Text block:
Image source: Getty Images.

Truth be told, most investors have some exposure to artificial intelligence, given the technology's pervasive nature. But the makeup of the group of people who consider themselves AI investors is heavily tilted toward younger investors, with millennials and Gen Z the most ardent supporters of the investment theme. About two-thirds of Gen Z and millennials "express long-term optimism" about AI. Wealthy investors are upbeat, too, but there's an important difference between younger investors and wealthy investors.

Bear markets can scar an investor for life

Simply put, a wealthy investor can usually withstand a deep bear market or sector pullback better than a young investor, who likely has less capital at their disposal. If AI is in the middle of a bubble and younger investors have jumped in with both feet, the bubble's bursting could leave a lifelong emotional scar. After all, these investors are so young that they haven't experienced a deep bear market like those at the turn of the century or during the Great Recession.

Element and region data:
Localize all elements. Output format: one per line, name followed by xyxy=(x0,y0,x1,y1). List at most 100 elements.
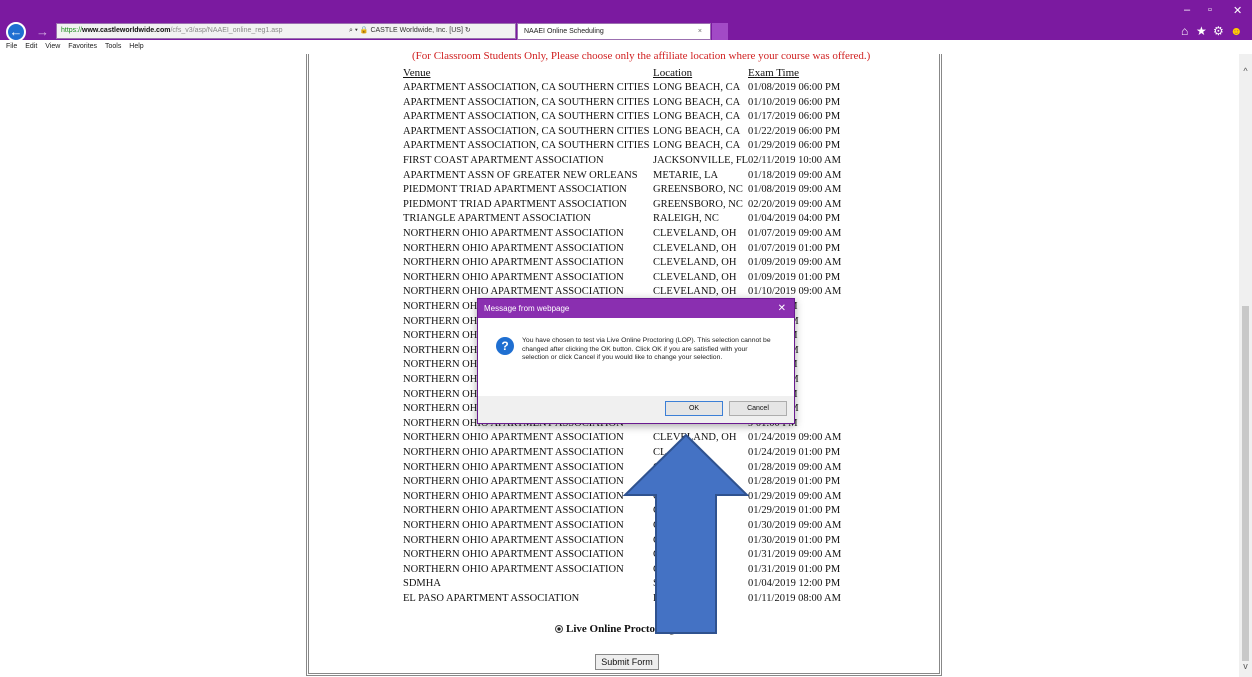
tab-naaei[interactable]: NAAEI Online Scheduling × xyxy=(517,23,711,40)
venue-cell: NORTHERN OHIO APARTMENT ASSOCIATION xyxy=(403,563,624,575)
location-cell: GREENSBORO, NC xyxy=(653,184,743,196)
new-tab-button[interactable] xyxy=(712,23,728,40)
venue-cell: PIEDMONT TRIAD APARTMENT ASSOCIATION xyxy=(403,198,627,210)
tab-close-icon[interactable]: × xyxy=(698,24,702,39)
venue-cell: NORTHERN OHIO APARTMENT ASSOCIATION xyxy=(403,476,624,488)
dialog-close-icon[interactable]: ✕ xyxy=(778,299,786,318)
menu-edit[interactable]: Edit xyxy=(25,40,37,54)
settings-gear-icon[interactable]: ⚙ xyxy=(1213,24,1224,38)
venue-cell: APARTMENT ASSOCIATION, CA SOUTHERN CITIE… xyxy=(403,140,650,152)
submit-form-button[interactable]: Submit Form xyxy=(595,654,659,670)
exam-time-cell: 01/09/2019 01:00 PM xyxy=(748,271,841,283)
exam-time-cell: 02/20/2019 09:00 AM xyxy=(748,198,842,210)
minimize-icon[interactable]: – xyxy=(1184,4,1190,16)
venue-cell: APARTMENT ASSOCIATION, CA SOUTHERN CITIE… xyxy=(403,82,650,93)
location-cell: CLEVELAND, OH xyxy=(653,242,737,254)
location-cell: LONG BEACH, CA xyxy=(653,140,741,152)
venue-cell: APARTMENT ASSOCIATION, CA SOUTHERN CITIE… xyxy=(403,96,650,108)
table-row[interactable]: APARTMENT ASSN OF GREATER NEW ORLEANS MET… xyxy=(403,170,863,185)
venue-cell: NORTHERN OHIO APARTMENT ASSOCIATION xyxy=(403,242,624,254)
scroll-up-icon[interactable]: ^ xyxy=(1239,66,1252,76)
browser-titlebar: ← → https://www.castleworldwide.com/cfs_… xyxy=(0,0,1252,42)
table-row[interactable]: APARTMENT ASSOCIATION, CA SOUTHERN CITIE… xyxy=(403,126,863,141)
classroom-note: (For Classroom Students Only, Please cho… xyxy=(412,50,871,62)
table-row[interactable]: NORTHERN OHIO APARTMENT ASSOCIATION CLEVE… xyxy=(403,228,863,243)
table-row[interactable]: APARTMENT ASSOCIATION, CA SOUTHERN CITIE… xyxy=(403,82,863,97)
scroll-down-icon[interactable]: v xyxy=(1239,661,1252,671)
radio-selected-icon[interactable] xyxy=(555,625,563,633)
table-row[interactable]: NORTHERN OHIO APARTMENT ASSOCIATION CLEVE… xyxy=(403,272,863,287)
exam-time-cell: 01/30/2019 09:00 AM xyxy=(748,520,842,531)
venue-cell: NORTHERN OHIO APARTMENT ASSOCIATION xyxy=(403,447,624,458)
favorites-star-icon[interactable]: ★ xyxy=(1196,24,1207,38)
lock-icon[interactable]: 🔒 xyxy=(360,27,369,34)
scroll-thumb[interactable] xyxy=(1242,306,1249,661)
venue-cell: FIRST COAST APARTMENT ASSOCIATION xyxy=(403,155,604,166)
window-close-icon[interactable]: ✕ xyxy=(1233,4,1242,17)
confirm-dialog: Message from webpage ✕ ? You have chosen… xyxy=(477,298,795,424)
dialog-titlebar: Message from webpage ✕ xyxy=(478,299,794,318)
venue-cell: NORTHERN OHIO APARTMENT ASSOCIATION xyxy=(403,271,624,283)
exam-time-cell: 01/24/2019 01:00 PM xyxy=(748,447,841,458)
tab-title: NAAEI Online Scheduling xyxy=(524,28,604,35)
feedback-smiley-icon[interactable]: ☻ xyxy=(1230,24,1243,38)
exam-time-cell: 01/31/2019 09:00 AM xyxy=(748,549,842,561)
site-identity[interactable]: CASTLE Worldwide, Inc. [US] xyxy=(370,27,462,34)
ok-button[interactable]: OK xyxy=(665,401,723,416)
venue-cell: NORTHERN OHIO APARTMENT ASSOCIATION xyxy=(403,228,624,239)
venue-cell: EL PASO APARTMENT ASSOCIATION xyxy=(403,593,580,604)
location-cell: GREENSBORO, NC xyxy=(653,198,743,210)
address-bar[interactable]: https://www.castleworldwide.com/cfs_v3/a… xyxy=(56,23,516,39)
exam-time-cell: 01/18/2019 09:00 AM xyxy=(748,169,842,181)
location-cell: METARIE, LA xyxy=(653,169,719,181)
table-row[interactable]: NORTHERN OHIO APARTMENT ASSOCIATION CLEVE… xyxy=(403,257,863,272)
exam-time-cell: 01/22/2019 06:00 PM xyxy=(748,125,841,137)
venue-cell: NORTHERN OHIO APARTMENT ASSOCIATION xyxy=(403,286,624,298)
menu-tools[interactable]: Tools xyxy=(105,40,121,54)
vertical-scrollbar[interactable]: ^ v xyxy=(1239,54,1252,677)
table-row[interactable]: TRIANGLE APARTMENT ASSOCIATION RALEIGH, N… xyxy=(403,213,863,228)
refresh-icon[interactable]: ↻ xyxy=(465,27,471,34)
menu-view[interactable]: View xyxy=(45,40,60,54)
table-row[interactable]: NORTHERN OHIO APARTMENT ASSOCIATION CLEVE… xyxy=(403,243,863,258)
dialog-title: Message from webpage xyxy=(484,304,570,313)
exam-time-cell: 01/24/2019 09:00 AM xyxy=(748,432,842,444)
exam-time-cell: 01/11/2019 08:00 AM xyxy=(748,593,841,604)
table-row[interactable]: FIRST COAST APARTMENT ASSOCIATION JACKSON… xyxy=(403,155,863,170)
forward-arrow-icon[interactable]: → xyxy=(36,24,49,39)
table-row[interactable]: PIEDMONT TRIAD APARTMENT ASSOCIATION GREE… xyxy=(403,184,863,199)
exam-time-cell: 01/29/2019 09:00 AM xyxy=(748,490,842,502)
search-icon[interactable]: ⌕ ▾ xyxy=(349,27,358,34)
venue-cell: APARTMENT ASSOCIATION, CA SOUTHERN CITIE… xyxy=(403,111,650,123)
url-scheme: https:// xyxy=(61,27,83,34)
maximize-icon[interactable]: ▫ xyxy=(1208,4,1212,16)
table-row[interactable]: APARTMENT ASSOCIATION, CA SOUTHERN CITIE… xyxy=(403,111,863,126)
venue-cell: NORTHERN OHIO APARTMENT ASSOCIATION xyxy=(403,257,624,269)
exam-time-cell: 01/04/2019 12:00 PM xyxy=(748,578,841,590)
menu-favorites[interactable]: Favorites xyxy=(68,40,97,54)
venue-header: Venue xyxy=(403,67,431,79)
table-row[interactable]: APARTMENT ASSOCIATION, CA SOUTHERN CITIE… xyxy=(403,140,863,155)
exam-time-cell: 01/08/2019 09:00 AM xyxy=(748,184,842,196)
location-cell: LONG BEACH, CA xyxy=(653,82,741,93)
exam-time-cell: 01/31/2019 01:00 PM xyxy=(748,563,841,575)
location-cell: CLEVELAND, OH xyxy=(653,286,737,298)
cancel-button[interactable]: Cancel xyxy=(729,401,787,416)
venue-cell: SDMHA xyxy=(403,578,441,590)
menu-file[interactable]: File xyxy=(6,40,17,54)
exam-time-cell: 01/07/2019 01:00 PM xyxy=(748,242,841,254)
exam-time-cell: 02/11/2019 10:00 AM xyxy=(748,155,841,166)
location-cell: LONG BEACH, CA xyxy=(653,125,741,137)
menu-help[interactable]: Help xyxy=(129,40,143,54)
table-row[interactable]: APARTMENT ASSOCIATION, CA SOUTHERN CITIE… xyxy=(403,97,863,112)
table-row[interactable]: PIEDMONT TRIAD APARTMENT ASSOCIATION GREE… xyxy=(403,199,863,214)
location-cell: LONG BEACH, CA xyxy=(653,96,741,108)
venue-cell: APARTMENT ASSOCIATION, CA SOUTHERN CITIE… xyxy=(403,125,650,137)
home-icon[interactable]: ⌂ xyxy=(1181,24,1188,38)
exam-time-cell: 01/07/2019 09:00 AM xyxy=(748,228,842,239)
exam-time-cell: 01/10/2019 06:00 PM xyxy=(748,96,841,108)
venue-cell: NORTHERN OHIO APARTMENT ASSOCIATION xyxy=(403,505,624,517)
annotation-up-arrow-icon xyxy=(622,433,750,634)
exam-time-cell: 01/28/2019 01:00 PM xyxy=(748,476,841,488)
back-arrow-icon[interactable]: ← xyxy=(6,22,26,42)
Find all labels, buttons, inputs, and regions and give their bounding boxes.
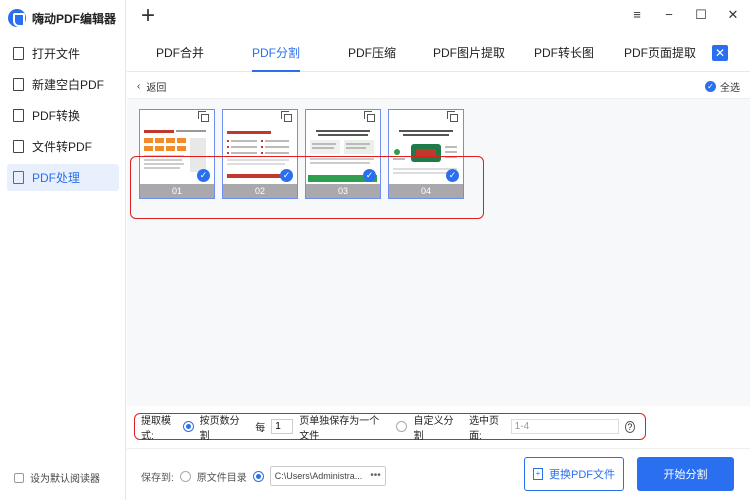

Written instruction 1: In the passage on AI investors, which groups are said to be optimistic or upbeat about AI? List each one.
Written instruction 2:
Does each statement agree with the passage on AI investors? Answer yes or no for each, and quote the passage words that decide it.
(a) A wealthy investor can usually withstand a deep bear market better than a young investor.
(b) About half of Gen Z and millennials express long-term optimism about AI.
(c) The younger investors described have already lived through the Great Recession as investors.
Written instruction 3: Write the next part of the passage on AI investors, picking up after its last sentence.
The entries are not needed for anything here.

Response 1:
Gen Z
millennials
wealthy investors

Response 2:
(a) Yes: "a wealthy investor can usually withstand a deep bear market or sector pullback better than a young investor"
(b) No: "About two-thirds of Gen Z and millennials "express long-term optimism" about AI"
(c) No: "they haven't experienced a deep bear market like those at the turn of the century or during the Great Recession"

Response 3:
While investing in the hot new thing, in this case AI, seems great to young investors while markets are generally rising, their emotional ability to withstand markets that keep going down (and down) is untested. If history is any guide, all investors should worry about the risk that young investors will decide that investing in stocks is a bad idea following a deep and prolonged AI drawdown. The end result could be fewer overall investors and a period in which stocks trend sideways for years.

If you know a new investor, you might want to highlight to them the importance of diversification and the value of an AI exchange-traded fund, like the Global X Artificial Intelligence and Technology ETF (NASDAQ: AIQ), over heavy bets on just one or two AI stocks.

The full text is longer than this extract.